Collection entries
** START **

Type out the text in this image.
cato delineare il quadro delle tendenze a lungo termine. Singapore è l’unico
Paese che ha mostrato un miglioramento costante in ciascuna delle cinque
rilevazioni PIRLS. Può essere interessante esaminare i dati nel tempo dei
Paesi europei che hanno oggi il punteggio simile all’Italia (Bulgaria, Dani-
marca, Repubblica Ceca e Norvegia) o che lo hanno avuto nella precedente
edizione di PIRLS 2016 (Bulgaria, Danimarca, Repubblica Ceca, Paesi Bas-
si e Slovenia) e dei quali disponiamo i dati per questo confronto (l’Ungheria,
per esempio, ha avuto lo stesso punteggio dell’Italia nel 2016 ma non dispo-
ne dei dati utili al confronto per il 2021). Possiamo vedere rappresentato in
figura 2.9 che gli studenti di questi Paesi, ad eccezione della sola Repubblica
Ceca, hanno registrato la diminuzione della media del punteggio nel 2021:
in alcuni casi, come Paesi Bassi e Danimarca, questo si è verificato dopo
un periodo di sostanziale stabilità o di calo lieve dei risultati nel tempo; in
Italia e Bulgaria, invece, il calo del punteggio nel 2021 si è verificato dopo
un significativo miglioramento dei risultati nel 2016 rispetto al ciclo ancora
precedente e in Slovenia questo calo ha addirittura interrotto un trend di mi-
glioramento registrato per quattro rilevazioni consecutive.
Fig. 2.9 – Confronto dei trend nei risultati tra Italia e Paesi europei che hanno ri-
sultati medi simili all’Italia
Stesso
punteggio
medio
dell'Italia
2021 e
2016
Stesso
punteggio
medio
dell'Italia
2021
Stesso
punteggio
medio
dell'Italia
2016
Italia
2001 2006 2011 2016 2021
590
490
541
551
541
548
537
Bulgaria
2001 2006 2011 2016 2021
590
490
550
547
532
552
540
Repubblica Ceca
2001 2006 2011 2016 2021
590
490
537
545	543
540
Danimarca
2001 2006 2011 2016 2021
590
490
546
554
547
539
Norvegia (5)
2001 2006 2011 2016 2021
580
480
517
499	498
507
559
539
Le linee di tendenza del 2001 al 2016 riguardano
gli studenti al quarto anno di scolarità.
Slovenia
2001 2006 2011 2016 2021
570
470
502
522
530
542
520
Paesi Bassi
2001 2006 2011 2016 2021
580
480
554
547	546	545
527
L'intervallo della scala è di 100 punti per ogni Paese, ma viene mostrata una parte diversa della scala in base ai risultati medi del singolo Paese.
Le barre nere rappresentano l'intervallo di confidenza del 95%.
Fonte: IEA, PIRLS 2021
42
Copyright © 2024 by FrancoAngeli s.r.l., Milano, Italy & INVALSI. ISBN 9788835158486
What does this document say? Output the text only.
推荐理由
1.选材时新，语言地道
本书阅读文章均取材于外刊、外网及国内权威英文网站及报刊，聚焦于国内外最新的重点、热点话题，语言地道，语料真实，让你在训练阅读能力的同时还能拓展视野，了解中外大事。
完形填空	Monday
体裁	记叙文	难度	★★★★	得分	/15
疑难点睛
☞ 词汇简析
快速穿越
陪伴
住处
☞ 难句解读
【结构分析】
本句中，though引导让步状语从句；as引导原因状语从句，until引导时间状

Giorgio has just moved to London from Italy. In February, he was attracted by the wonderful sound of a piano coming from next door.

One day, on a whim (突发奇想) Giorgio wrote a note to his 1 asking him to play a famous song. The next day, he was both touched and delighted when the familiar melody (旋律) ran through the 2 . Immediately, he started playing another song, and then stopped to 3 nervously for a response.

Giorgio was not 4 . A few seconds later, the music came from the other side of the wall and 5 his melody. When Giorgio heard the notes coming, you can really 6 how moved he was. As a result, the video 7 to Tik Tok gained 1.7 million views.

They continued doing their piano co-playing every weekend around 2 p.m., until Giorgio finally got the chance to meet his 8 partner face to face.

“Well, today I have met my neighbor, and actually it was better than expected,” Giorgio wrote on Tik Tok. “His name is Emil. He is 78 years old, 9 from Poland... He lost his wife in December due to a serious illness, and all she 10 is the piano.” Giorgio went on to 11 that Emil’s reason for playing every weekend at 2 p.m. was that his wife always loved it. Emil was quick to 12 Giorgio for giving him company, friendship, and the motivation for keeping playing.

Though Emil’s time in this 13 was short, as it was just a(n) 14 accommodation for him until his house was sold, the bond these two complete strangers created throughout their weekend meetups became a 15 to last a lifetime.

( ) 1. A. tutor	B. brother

** END **

* [EXERCISE]: Print the records once more, exactly as they were given.

* [REPLY]:
Type out the text in this image.
cato delineare il quadro delle tendenze a lungo termine. Singapore è l’unico
Paese che ha mostrato un miglioramento costante in ciascuna delle cinque
rilevazioni PIRLS. Può essere interessante esaminare i dati nel tempo dei
Paesi europei che hanno oggi il punteggio simile all’Italia (Bulgaria, Dani-
marca, Repubblica Ceca e Norvegia) o che lo hanno avuto nella precedente
edizione di PIRLS 2016 (Bulgaria, Danimarca, Repubblica Ceca, Paesi Bas-
si e Slovenia) e dei quali disponiamo i dati per questo confronto (l’Ungheria,
per esempio, ha avuto lo stesso punteggio dell’Italia nel 2016 ma non dispo-
ne dei dati utili al confronto per il 2021). Possiamo vedere rappresentato in
figura 2.9 che gli studenti di questi Paesi, ad eccezione della sola Repubblica
Ceca, hanno registrato la diminuzione della media del punteggio nel 2021:
in alcuni casi, come Paesi Bassi e Danimarca, questo si è verificato dopo
un periodo di sostanziale stabilità o di calo lieve dei risultati nel tempo; in
Italia e Bulgaria, invece, il calo del punteggio nel 2021 si è verificato dopo
un significativo miglioramento dei risultati nel 2016 rispetto al ciclo ancora
precedente e in Slovenia questo calo ha addirittura interrotto un trend di mi-
glioramento registrato per quattro rilevazioni consecutive.
Fig. 2.9 – Confronto dei trend nei risultati tra Italia e Paesi europei che hanno ri-
sultati medi simili all’Italia
Stesso
punteggio
medio
dell'Italia
2021 e
2016
Stesso
punteggio
medio
dell'Italia
2021
Stesso
punteggio
medio
dell'Italia
2016
Italia
2001 2006 2011 2016 2021
590
490
541
551
541
548
537
Bulgaria
2001 2006 2011 2016 2021
590
490
550
547
532
552
540
Repubblica Ceca
2001 2006 2011 2016 2021
590
490
537
545	543
540
Danimarca
2001 2006 2011 2016 2021
590
490
546
554
547
539
Norvegia (5)
2001 2006 2011 2016 2021
580
480
517
499	498
507
559
539
Le linee di tendenza del 2001 al 2016 riguardano
gli studenti al quarto anno di scolarità.
Slovenia
2001 2006 2011 2016 2021
570
470
502
522
530
542
520
Paesi Bassi
2001 2006 2011 2016 2021
580
480
554
547	546	545
527
L'intervallo della scala è di 100 punti per ogni Paese, ma viene mostrata una parte diversa della scala in base ai risultati medi del singolo Paese.
Le barre nere rappresentano l'intervallo di confidenza del 95%.
Fonte: IEA, PIRLS 2021
42
Copyright © 2024 by FrancoAngeli s.r.l., Milano, Italy & INVALSI. ISBN 9788835158486
What does this document say? Output the text only.
推荐理由
1.选材时新，语言地道
本书阅读文章均取材于外刊、外网及国内权威英文网站及报刊，聚焦于国内外最新的重点、热点话题，语言地道，语料真实，让你在训练阅读能力的同时还能拓展视野，了解中外大事。
完形填空	Monday
体裁	记叙文	难度	★★★★	得分	/15
疑难点睛
☞ 词汇简析
快速穿越
陪伴
住处
☞ 难句解读
【结构分析】
本句中，though引导让步状语从句；as引导原因状语从句，until引导时间状

Giorgio has just moved to London from Italy. In February, he was attracted by the wonderful sound of a piano coming from next door.

One day, on a whim (突发奇想) Giorgio wrote a note to his 1 asking him to play a famous song. The next day, he was both touched and delighted when the familiar melody (旋律) ran through the 2 . Immediately, he started playing another song, and then stopped to 3 nervously for a response.

Giorgio was not 4 . A few seconds later, the music came from the other side of the wall and 5 his melody. When Giorgio heard the notes coming, you can really 6 how moved he was. As a result, the video 7 to Tik Tok gained 1.7 million views.

They continued doing their piano co-playing every weekend around 2 p.m., until Giorgio finally got the chance to meet his 8 partner face to face.

“Well, today I have met my neighbor, and actually it was better than expected,” Giorgio wrote on Tik Tok. “His name is Emil. He is 78 years old, 9 from Poland... He lost his wife in December due to a serious illness, and all she 10 is the piano.” Giorgio went on to 11 that Emil’s reason for playing every weekend at 2 p.m. was that his wife always loved it. Emil was quick to 12 Giorgio for giving him company, friendship, and the motivation for keeping playing.

Though Emil’s time in this 13 was short, as it was just a(n) 14 accommodation for him until his house was sold, the bond these two complete strangers created throughout their weekend meetups became a 15 to last a lifetime.

( ) 1. A. tutor	B. brother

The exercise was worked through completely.